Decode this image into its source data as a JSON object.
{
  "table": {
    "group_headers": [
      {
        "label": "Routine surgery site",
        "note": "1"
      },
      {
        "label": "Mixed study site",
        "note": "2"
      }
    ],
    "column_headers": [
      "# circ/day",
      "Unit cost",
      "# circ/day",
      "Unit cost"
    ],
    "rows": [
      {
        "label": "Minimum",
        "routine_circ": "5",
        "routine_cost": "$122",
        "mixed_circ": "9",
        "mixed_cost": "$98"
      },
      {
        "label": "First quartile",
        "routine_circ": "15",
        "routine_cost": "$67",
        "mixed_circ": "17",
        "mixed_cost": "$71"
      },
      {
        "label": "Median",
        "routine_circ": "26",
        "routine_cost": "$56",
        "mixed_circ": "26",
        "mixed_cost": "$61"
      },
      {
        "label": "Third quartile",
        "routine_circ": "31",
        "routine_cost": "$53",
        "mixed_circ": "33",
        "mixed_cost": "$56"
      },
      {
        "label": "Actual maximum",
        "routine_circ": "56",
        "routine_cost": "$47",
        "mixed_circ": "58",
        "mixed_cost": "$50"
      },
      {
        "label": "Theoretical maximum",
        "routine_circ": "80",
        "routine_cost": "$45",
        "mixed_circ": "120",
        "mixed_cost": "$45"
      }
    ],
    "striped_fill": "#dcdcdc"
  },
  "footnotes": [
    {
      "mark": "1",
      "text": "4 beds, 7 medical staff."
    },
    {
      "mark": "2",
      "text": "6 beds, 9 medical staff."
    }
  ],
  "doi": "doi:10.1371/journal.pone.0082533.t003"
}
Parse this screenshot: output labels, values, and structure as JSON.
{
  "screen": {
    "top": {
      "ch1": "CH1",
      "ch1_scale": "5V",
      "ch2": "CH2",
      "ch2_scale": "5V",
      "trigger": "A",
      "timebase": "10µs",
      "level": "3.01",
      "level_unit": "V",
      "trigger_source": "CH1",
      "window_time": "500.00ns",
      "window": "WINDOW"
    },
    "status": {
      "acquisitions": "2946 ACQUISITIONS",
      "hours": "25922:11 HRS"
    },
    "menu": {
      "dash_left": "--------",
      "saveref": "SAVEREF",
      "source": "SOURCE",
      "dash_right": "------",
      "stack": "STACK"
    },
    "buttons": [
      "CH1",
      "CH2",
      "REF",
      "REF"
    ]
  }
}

● **WHAT IS BEING ASKED**
Lines containing "staff" are to be counted. State the total and add nothing.

● **SOLVED EXERCISE**
2